### Set problem
Report each line in the rows below that contains the string "roster", copying every such line in full.

### Input

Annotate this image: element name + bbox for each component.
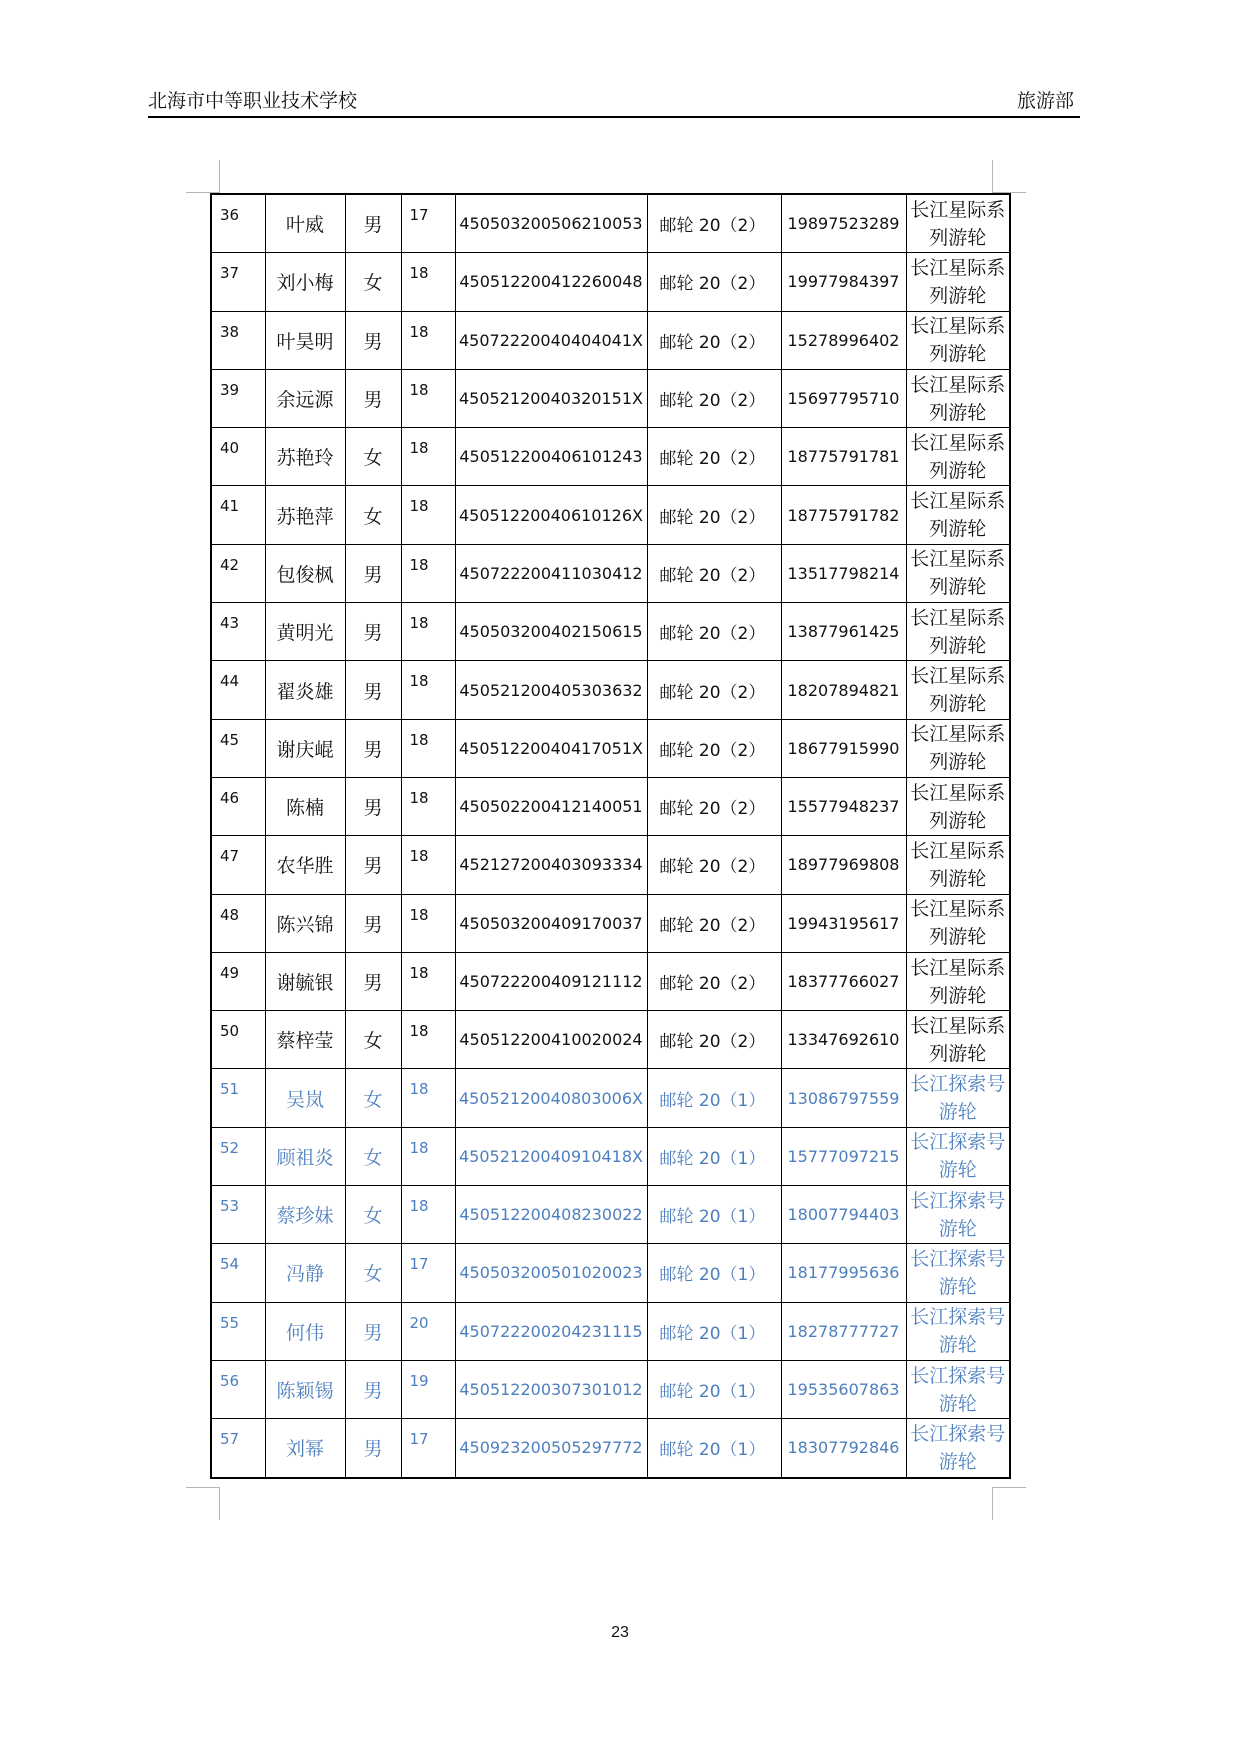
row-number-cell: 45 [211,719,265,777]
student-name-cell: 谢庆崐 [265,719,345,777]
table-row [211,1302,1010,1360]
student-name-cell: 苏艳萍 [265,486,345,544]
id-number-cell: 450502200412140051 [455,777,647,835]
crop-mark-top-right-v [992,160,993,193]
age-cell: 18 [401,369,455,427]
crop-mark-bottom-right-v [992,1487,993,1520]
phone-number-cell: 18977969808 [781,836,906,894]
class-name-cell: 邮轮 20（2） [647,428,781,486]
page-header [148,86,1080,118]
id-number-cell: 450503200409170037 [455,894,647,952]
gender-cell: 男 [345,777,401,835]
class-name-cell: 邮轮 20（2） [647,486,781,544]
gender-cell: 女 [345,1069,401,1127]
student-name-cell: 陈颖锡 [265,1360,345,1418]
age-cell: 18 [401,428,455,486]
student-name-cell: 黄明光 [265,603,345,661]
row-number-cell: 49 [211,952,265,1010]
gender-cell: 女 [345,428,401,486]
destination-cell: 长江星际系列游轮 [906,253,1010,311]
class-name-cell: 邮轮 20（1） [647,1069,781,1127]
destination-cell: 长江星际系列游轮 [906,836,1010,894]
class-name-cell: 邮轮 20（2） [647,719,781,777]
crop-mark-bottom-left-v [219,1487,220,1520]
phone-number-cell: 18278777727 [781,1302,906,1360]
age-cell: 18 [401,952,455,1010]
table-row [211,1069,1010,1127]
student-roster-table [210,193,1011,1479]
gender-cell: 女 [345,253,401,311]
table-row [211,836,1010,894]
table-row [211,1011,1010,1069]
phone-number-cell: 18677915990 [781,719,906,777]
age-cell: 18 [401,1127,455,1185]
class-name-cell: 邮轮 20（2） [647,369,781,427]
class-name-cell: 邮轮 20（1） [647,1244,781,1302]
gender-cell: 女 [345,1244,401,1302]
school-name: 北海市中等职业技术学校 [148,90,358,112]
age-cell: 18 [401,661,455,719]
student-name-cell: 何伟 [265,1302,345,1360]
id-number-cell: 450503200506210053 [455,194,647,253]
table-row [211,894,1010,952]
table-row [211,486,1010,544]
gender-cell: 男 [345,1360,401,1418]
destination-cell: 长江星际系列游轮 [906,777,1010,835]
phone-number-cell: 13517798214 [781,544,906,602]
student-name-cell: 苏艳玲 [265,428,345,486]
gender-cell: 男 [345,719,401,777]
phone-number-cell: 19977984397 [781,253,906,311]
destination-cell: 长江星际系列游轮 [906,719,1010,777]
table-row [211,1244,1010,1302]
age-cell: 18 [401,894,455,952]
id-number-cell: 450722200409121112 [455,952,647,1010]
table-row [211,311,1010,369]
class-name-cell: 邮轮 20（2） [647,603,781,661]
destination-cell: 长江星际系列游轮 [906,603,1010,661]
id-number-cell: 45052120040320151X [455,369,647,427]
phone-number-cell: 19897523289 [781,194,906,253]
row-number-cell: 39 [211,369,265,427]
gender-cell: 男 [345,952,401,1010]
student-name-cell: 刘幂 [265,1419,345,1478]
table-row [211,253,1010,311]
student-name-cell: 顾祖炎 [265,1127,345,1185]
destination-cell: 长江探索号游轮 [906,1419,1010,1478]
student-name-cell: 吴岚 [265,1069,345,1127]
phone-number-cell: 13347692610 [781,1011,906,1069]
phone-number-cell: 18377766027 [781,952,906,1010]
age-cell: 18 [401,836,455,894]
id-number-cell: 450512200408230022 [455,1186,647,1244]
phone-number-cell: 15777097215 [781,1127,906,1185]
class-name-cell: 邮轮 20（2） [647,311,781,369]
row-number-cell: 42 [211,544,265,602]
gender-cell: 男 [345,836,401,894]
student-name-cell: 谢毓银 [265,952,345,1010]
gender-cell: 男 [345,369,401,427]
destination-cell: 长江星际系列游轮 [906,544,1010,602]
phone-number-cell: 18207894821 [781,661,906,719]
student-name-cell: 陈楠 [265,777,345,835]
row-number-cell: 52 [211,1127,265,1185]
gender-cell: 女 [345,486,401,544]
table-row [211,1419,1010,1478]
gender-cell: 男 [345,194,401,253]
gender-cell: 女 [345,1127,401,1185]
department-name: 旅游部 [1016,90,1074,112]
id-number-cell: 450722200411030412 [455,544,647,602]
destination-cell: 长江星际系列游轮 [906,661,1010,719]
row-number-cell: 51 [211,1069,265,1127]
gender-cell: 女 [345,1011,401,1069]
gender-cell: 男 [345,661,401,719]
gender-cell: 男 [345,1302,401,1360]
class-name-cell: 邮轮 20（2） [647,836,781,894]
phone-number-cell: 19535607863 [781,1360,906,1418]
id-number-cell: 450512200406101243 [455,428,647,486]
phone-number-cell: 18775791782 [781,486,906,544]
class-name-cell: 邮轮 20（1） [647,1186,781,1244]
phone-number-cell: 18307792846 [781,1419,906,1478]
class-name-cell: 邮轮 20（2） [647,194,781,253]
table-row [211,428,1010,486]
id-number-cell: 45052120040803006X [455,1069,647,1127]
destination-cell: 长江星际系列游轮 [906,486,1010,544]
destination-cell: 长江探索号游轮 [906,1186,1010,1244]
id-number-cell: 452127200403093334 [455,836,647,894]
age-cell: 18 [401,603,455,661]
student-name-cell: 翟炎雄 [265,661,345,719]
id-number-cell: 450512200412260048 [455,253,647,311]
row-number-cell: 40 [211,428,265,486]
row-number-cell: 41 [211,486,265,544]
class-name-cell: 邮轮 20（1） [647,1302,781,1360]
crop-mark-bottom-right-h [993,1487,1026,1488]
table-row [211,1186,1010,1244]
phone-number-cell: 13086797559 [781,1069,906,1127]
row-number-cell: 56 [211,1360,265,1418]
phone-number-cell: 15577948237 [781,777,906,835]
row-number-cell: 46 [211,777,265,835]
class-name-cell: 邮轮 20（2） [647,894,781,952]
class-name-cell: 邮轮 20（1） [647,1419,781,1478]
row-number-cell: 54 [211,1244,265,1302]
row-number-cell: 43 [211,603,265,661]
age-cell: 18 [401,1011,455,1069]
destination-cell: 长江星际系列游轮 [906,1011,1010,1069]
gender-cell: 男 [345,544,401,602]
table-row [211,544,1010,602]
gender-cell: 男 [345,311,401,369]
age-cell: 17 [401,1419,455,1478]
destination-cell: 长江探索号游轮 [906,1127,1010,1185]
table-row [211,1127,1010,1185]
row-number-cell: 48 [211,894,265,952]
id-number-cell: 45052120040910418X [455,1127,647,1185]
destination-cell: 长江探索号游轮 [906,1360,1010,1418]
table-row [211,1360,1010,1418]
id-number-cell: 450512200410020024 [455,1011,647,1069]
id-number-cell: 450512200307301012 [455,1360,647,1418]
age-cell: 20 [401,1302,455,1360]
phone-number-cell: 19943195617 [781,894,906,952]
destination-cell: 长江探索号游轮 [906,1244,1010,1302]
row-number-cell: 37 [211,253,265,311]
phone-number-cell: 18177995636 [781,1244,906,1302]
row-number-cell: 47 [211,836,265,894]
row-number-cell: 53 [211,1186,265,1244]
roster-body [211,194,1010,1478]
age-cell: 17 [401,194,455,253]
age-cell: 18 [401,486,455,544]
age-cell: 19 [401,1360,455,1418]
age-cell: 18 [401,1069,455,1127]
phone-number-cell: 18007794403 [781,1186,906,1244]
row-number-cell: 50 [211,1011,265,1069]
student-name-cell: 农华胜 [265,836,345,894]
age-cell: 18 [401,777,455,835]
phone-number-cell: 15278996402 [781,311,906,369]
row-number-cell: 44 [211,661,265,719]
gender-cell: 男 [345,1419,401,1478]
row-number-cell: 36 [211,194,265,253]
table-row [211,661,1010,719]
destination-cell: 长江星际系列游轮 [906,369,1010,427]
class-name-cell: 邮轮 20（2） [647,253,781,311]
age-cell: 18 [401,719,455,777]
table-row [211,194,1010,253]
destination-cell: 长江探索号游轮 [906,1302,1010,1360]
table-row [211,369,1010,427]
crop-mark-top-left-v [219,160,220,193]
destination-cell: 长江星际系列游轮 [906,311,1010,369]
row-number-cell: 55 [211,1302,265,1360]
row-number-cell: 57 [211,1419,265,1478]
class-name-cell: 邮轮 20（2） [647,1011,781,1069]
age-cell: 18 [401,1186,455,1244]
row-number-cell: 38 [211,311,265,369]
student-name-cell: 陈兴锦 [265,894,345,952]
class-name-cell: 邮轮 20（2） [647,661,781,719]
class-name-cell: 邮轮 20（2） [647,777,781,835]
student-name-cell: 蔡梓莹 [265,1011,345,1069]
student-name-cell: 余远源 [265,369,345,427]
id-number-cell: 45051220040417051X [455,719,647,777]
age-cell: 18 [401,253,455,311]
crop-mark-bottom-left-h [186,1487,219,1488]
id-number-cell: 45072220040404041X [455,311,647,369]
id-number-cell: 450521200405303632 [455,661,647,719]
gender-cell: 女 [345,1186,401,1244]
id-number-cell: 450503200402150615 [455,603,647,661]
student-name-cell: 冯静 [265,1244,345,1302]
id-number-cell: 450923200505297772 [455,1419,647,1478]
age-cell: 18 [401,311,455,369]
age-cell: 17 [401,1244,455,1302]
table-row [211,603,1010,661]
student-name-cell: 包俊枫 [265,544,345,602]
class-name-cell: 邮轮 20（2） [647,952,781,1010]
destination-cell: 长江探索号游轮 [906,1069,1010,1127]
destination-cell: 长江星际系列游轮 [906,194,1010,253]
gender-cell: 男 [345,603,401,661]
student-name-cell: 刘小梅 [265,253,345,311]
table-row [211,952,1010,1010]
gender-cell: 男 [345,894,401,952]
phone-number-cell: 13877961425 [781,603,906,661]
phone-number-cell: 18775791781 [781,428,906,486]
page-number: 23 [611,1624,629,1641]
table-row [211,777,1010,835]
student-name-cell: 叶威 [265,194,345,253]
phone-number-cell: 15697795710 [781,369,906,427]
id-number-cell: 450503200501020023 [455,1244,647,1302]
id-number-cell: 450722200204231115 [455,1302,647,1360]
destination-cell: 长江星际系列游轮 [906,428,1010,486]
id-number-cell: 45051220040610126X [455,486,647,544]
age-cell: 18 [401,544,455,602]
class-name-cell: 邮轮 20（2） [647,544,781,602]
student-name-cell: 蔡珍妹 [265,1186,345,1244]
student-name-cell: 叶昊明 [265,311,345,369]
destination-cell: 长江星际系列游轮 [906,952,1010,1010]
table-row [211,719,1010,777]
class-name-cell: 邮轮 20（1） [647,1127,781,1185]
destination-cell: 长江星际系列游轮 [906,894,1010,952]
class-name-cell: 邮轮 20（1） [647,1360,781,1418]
--
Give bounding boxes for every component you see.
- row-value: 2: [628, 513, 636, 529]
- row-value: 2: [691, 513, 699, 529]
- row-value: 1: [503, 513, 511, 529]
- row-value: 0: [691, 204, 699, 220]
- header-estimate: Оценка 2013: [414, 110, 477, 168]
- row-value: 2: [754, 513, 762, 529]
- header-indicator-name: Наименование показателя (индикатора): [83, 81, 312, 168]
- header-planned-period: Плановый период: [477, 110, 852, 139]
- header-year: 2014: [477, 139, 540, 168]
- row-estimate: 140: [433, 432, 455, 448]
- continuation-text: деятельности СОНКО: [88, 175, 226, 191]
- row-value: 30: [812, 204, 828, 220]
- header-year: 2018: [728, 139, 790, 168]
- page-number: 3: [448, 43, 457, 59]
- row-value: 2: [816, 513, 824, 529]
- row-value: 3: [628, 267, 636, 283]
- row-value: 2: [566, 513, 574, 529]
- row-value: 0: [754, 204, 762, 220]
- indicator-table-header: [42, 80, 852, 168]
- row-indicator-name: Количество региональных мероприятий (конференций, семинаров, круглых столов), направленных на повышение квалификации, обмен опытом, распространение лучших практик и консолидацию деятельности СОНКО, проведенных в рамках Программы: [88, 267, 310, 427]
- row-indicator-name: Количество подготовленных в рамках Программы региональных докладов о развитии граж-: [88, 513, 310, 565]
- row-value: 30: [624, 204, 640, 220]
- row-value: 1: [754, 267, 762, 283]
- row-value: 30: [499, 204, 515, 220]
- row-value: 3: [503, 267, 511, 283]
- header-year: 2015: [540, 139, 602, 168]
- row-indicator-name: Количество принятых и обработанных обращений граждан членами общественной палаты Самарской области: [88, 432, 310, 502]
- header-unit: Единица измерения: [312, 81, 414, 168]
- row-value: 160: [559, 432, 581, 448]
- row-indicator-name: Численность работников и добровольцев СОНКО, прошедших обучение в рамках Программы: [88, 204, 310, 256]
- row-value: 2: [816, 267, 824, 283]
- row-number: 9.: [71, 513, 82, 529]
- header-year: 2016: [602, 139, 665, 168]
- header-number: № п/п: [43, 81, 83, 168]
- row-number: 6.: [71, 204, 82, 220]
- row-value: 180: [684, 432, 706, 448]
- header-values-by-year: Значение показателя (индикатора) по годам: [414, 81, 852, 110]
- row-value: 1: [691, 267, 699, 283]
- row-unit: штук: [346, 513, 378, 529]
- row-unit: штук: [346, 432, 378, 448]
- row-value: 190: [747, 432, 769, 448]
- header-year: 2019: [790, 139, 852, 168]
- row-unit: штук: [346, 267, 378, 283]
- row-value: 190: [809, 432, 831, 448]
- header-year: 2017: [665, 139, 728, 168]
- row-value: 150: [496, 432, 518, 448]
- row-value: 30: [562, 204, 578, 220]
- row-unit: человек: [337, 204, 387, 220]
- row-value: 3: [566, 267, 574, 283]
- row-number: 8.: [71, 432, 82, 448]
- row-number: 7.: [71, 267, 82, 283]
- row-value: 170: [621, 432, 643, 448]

### Result of this exercise
student-roster-table [210,193,1011,1479]
roster-body [211,194,1010,1478]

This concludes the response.